What the task requires
Gather every line below where "Stopping" appears.
━━━ Records for processing ━━━
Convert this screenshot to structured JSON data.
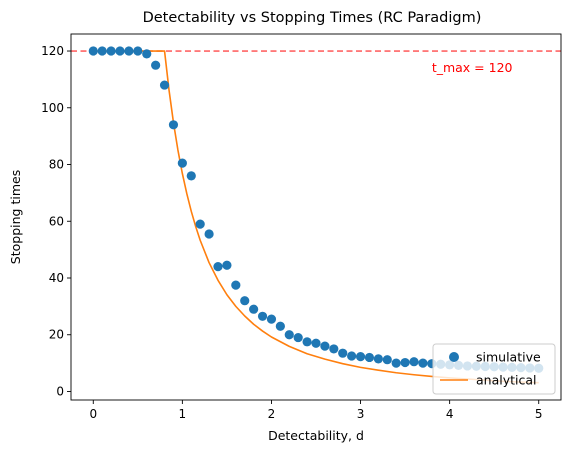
{
  "chart_data": {
    "type": "scatter",
    "title": "Detectability vs Stopping Times (RC Paradigm)",
    "xlabel": "Detectability, d",
    "ylabel": "Stopping times",
    "xlim": [
      -0.25,
      5.25
    ],
    "ylim": [
      -3,
      126
    ],
    "xticks": [
      0,
      1,
      2,
      3,
      4,
      5
    ],
    "yticks": [
      0,
      20,
      40,
      60,
      80,
      100,
      120
    ],
    "grid": false,
    "legend_position": "lower-right",
    "reference_line": {
      "y": 120,
      "label": "t_max = 120",
      "label_x": 3.8,
      "label_y": 114,
      "color": "#ff6666"
    },
    "series": [
      {
        "name": "simulative",
        "type": "scatter",
        "color": "#1f77b4",
        "x": [
          0,
          0.1,
          0.2,
          0.3,
          0.4,
          0.5,
          0.6,
          0.7,
          0.8,
          0.9,
          1.0,
          1.1,
          1.2,
          1.3,
          1.4,
          1.5,
          1.6,
          1.7,
          1.8,
          1.9,
          2.0,
          2.1,
          2.2,
          2.3,
          2.4,
          2.5,
          2.6,
          2.7,
          2.8,
          2.9,
          3.0,
          3.1,
          3.2,
          3.3,
          3.4,
          3.5,
          3.6,
          3.7,
          3.8,
          3.9,
          4.0,
          4.1,
          4.2,
          4.3,
          4.4,
          4.5,
          4.6,
          4.7,
          4.8,
          4.9,
          5.0
        ],
        "y": [
          120,
          120,
          120,
          120,
          120,
          120,
          119,
          115,
          108,
          94,
          80.5,
          76,
          59,
          55.5,
          44,
          44.5,
          37.5,
          32,
          29,
          26.5,
          25.5,
          23,
          20,
          19,
          17.5,
          17,
          16,
          15,
          13.5,
          12.5,
          12.3,
          12,
          11.5,
          11.2,
          10,
          10.2,
          10.5,
          10,
          9.8,
          9.6,
          9.4,
          9.2,
          9,
          8.9,
          8.8,
          8.7,
          8.6,
          8.5,
          8.4,
          8.3,
          8.2
        ]
      },
      {
        "name": "analytical",
        "type": "line",
        "color": "#ff7f0e",
        "x": [
          0,
          0.8,
          0.85,
          0.9,
          0.95,
          1.0,
          1.05,
          1.1,
          1.15,
          1.2,
          1.3,
          1.4,
          1.5,
          1.6,
          1.7,
          1.8,
          1.9,
          2.0,
          2.2,
          2.4,
          2.6,
          2.8,
          3.0,
          3.2,
          3.4,
          3.6,
          3.8,
          4.0,
          4.2,
          4.4,
          4.6,
          4.8,
          5.0
        ],
        "y": [
          120,
          120,
          106.3,
          94.8,
          85.1,
          76.8,
          69.7,
          63.5,
          58.1,
          53.3,
          45.4,
          39.2,
          34.1,
          30.0,
          26.6,
          23.7,
          21.3,
          19.2,
          15.9,
          13.3,
          11.4,
          9.8,
          8.5,
          7.5,
          6.6,
          5.9,
          5.3,
          4.8,
          4.4,
          4.0,
          3.6,
          3.3,
          3.1
        ]
      }
    ]
  }
}
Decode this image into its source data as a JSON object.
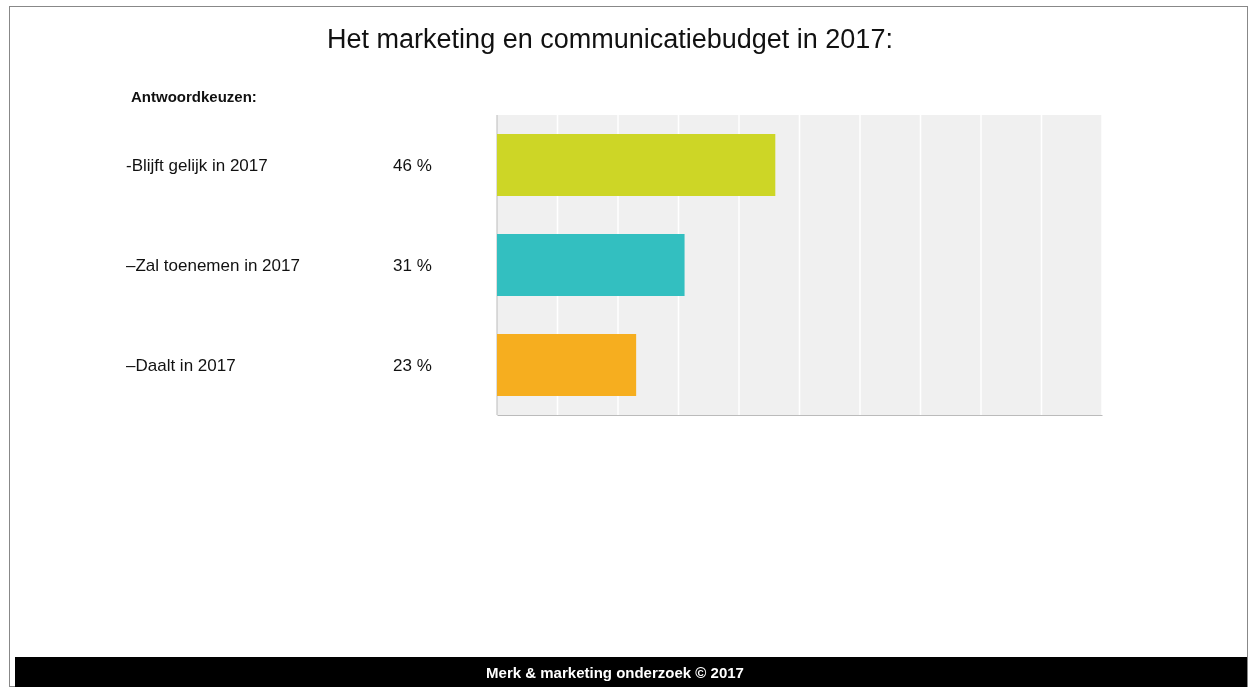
{
  "chart_data": {
    "type": "bar",
    "orientation": "horizontal",
    "title": "Het marketing en communicatiebudget in 2017:",
    "subtitle": "Antwoordkeuzen:",
    "categories": [
      "-Blijft gelijk in 2017",
      "–Zal toenemen in 2017",
      "–Daalt in 2017"
    ],
    "values": [
      46,
      31,
      23
    ],
    "colors": [
      "#cdd626",
      "#33bfc0",
      "#f6ae1f"
    ],
    "value_labels": [
      "46 %",
      "31 %",
      "23 %"
    ],
    "xlim": [
      0,
      100
    ],
    "xticks": [
      {
        "value": 0,
        "label": null
      },
      {
        "value": 10,
        "label": null
      },
      {
        "value": 20,
        "label": null
      },
      {
        "value": 30,
        "label": null
      },
      {
        "value": 40,
        "label": null
      },
      {
        "value": 50,
        "label": null
      },
      {
        "value": 60,
        "label": null
      },
      {
        "value": 70,
        "label": null
      },
      {
        "value": 80,
        "label": null
      },
      {
        "value": 90,
        "label": null
      },
      {
        "value": 100,
        "label": null
      }
    ],
    "grid": "x",
    "annotations": [
      "Merk & marketing onderzoek © 2017"
    ]
  }
}
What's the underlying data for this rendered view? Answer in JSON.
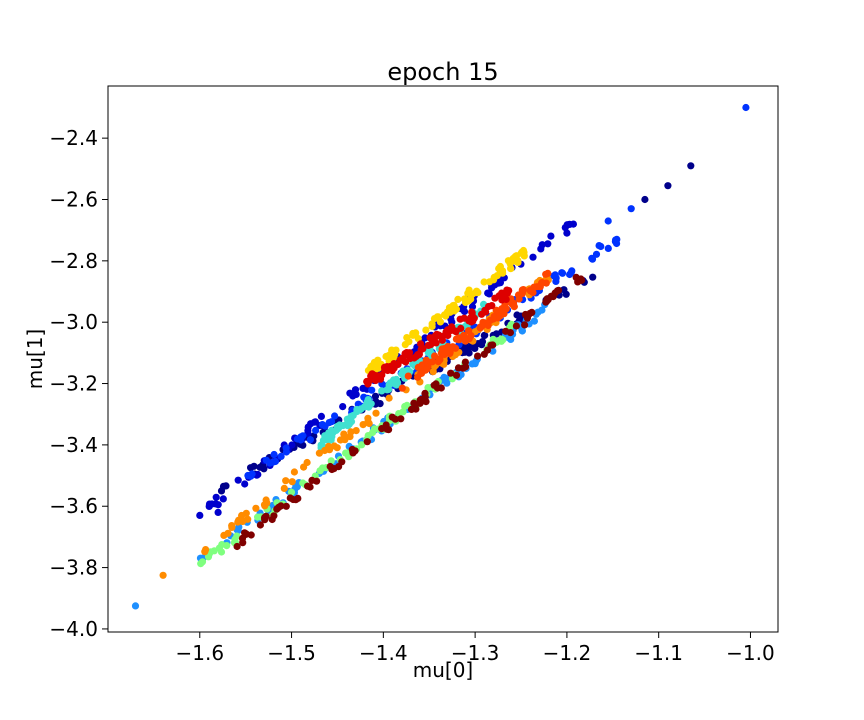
{
  "chart_data": {
    "type": "scatter",
    "title": "epoch 15",
    "xlabel": "mu[0]",
    "ylabel": "mu[1]",
    "xlim": [
      -1.7,
      -0.97
    ],
    "ylim": [
      -4.01,
      -2.23
    ],
    "xticks": [
      -1.6,
      -1.5,
      -1.4,
      -1.3,
      -1.2,
      -1.1,
      -1.0
    ],
    "xtick_labels": [
      "−1.6",
      "−1.5",
      "−1.4",
      "−1.3",
      "−1.2",
      "−1.1",
      "−1.0"
    ],
    "yticks": [
      -4.0,
      -3.8,
      -3.6,
      -3.4,
      -3.2,
      -3.0,
      -2.8,
      -2.6,
      -2.4
    ],
    "ytick_labels": [
      "−4.0",
      "−3.8",
      "−3.6",
      "−3.4",
      "−3.2",
      "−3.0",
      "−2.8",
      "−2.6",
      "−2.4"
    ],
    "grid": false,
    "series": [
      {
        "color": "#00008b",
        "x_range": [
          -1.58,
          -1.17
        ],
        "y_range": [
          -3.55,
          -2.85
        ],
        "outliers": [
          [
            -1.115,
            -2.6
          ],
          [
            -1.09,
            -2.555
          ],
          [
            -1.065,
            -2.49
          ]
        ]
      },
      {
        "color": "#0000cd",
        "x_range": [
          -1.6,
          -1.19
        ],
        "y_range": [
          -3.63,
          -2.67
        ],
        "outliers": [
          [
            -1.6,
            -3.63
          ],
          [
            -1.58,
            -3.62
          ]
        ]
      },
      {
        "color": "#0033ff",
        "x_range": [
          -1.55,
          -1.13
        ],
        "y_range": [
          -3.5,
          -2.7
        ],
        "outliers": [
          [
            -1.005,
            -2.3
          ],
          [
            -1.13,
            -2.63
          ],
          [
            -1.155,
            -2.67
          ]
        ]
      },
      {
        "color": "#1e90ff",
        "x_range": [
          -1.6,
          -1.22
        ],
        "y_range": [
          -3.77,
          -2.95
        ],
        "outliers": [
          [
            -1.67,
            -3.925
          ]
        ]
      },
      {
        "color": "#40e0d0",
        "x_range": [
          -1.47,
          -1.29
        ],
        "y_range": [
          -3.4,
          -2.95
        ],
        "outliers": []
      },
      {
        "color": "#7fff7f",
        "x_range": [
          -1.6,
          -1.25
        ],
        "y_range": [
          -3.79,
          -3.0
        ],
        "outliers": []
      },
      {
        "color": "#ffd700",
        "x_range": [
          -1.42,
          -1.24
        ],
        "y_range": [
          -3.17,
          -2.76
        ],
        "outliers": []
      },
      {
        "color": "#ff8c00",
        "x_range": [
          -1.6,
          -1.22
        ],
        "y_range": [
          -3.75,
          -2.85
        ],
        "outliers": [
          [
            -1.64,
            -3.825
          ]
        ]
      },
      {
        "color": "#ff4500",
        "x_range": [
          -1.38,
          -1.22
        ],
        "y_range": [
          -3.2,
          -2.85
        ],
        "outliers": []
      },
      {
        "color": "#dd0000",
        "x_range": [
          -1.42,
          -1.26
        ],
        "y_range": [
          -3.2,
          -2.9
        ],
        "outliers": []
      },
      {
        "color": "#800000",
        "x_range": [
          -1.56,
          -1.18
        ],
        "y_range": [
          -3.72,
          -2.84
        ],
        "outliers": []
      }
    ]
  }
}
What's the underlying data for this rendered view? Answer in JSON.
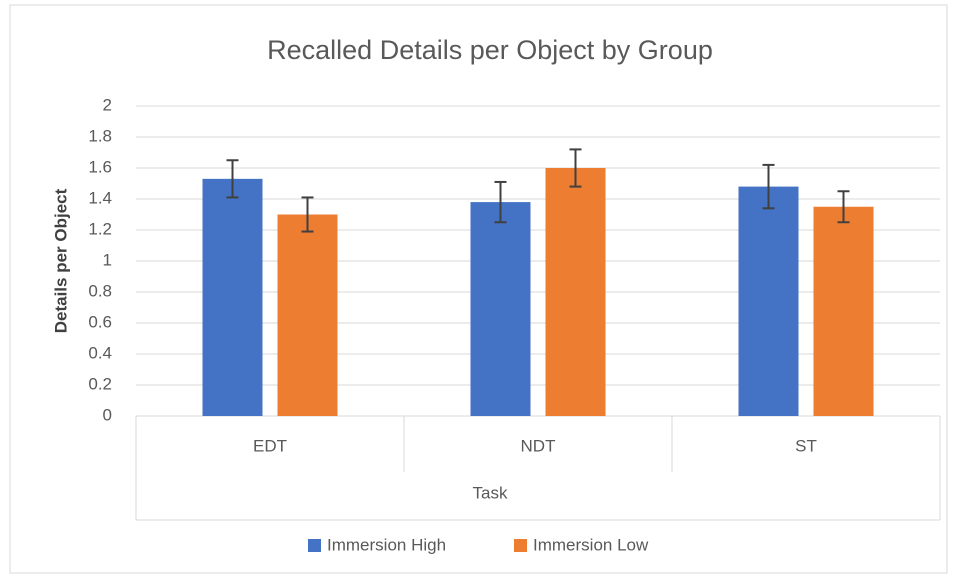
{
  "chart_data": {
    "type": "bar",
    "title": "Recalled Details per Object by Group",
    "x_label": "Task",
    "y_label": "Details per Object",
    "categories": [
      "EDT",
      "NDT",
      "ST"
    ],
    "series": [
      {
        "name": "Immersion High",
        "color": "#4472c4",
        "values": [
          1.53,
          1.38,
          1.48
        ],
        "errors": [
          0.12,
          0.13,
          0.14
        ]
      },
      {
        "name": "Immersion Low",
        "color": "#ed7d31",
        "values": [
          1.3,
          1.6,
          1.35
        ],
        "errors": [
          0.11,
          0.12,
          0.1
        ]
      }
    ],
    "ylim": [
      0,
      2
    ],
    "yticks": [
      0,
      0.2,
      0.4,
      0.6,
      0.8,
      1,
      1.2,
      1.4,
      1.6,
      1.8,
      2
    ],
    "grid": true,
    "legend": "bottom"
  }
}
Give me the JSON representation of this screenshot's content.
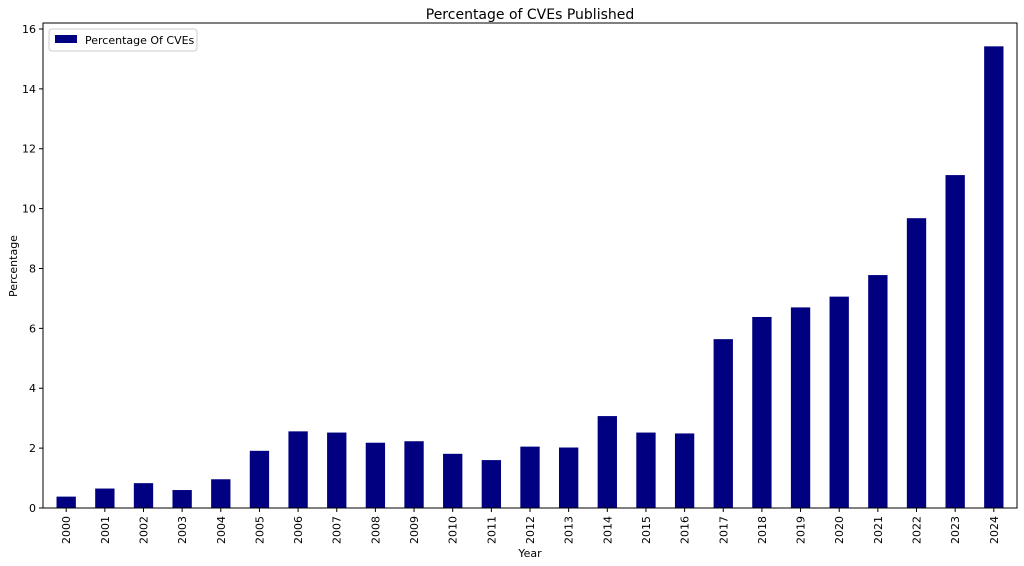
━━━
Solved problem
    "title": "Detectability vs Stopping Times (RC Paradigm)",
    "ylabel": "Stopping times",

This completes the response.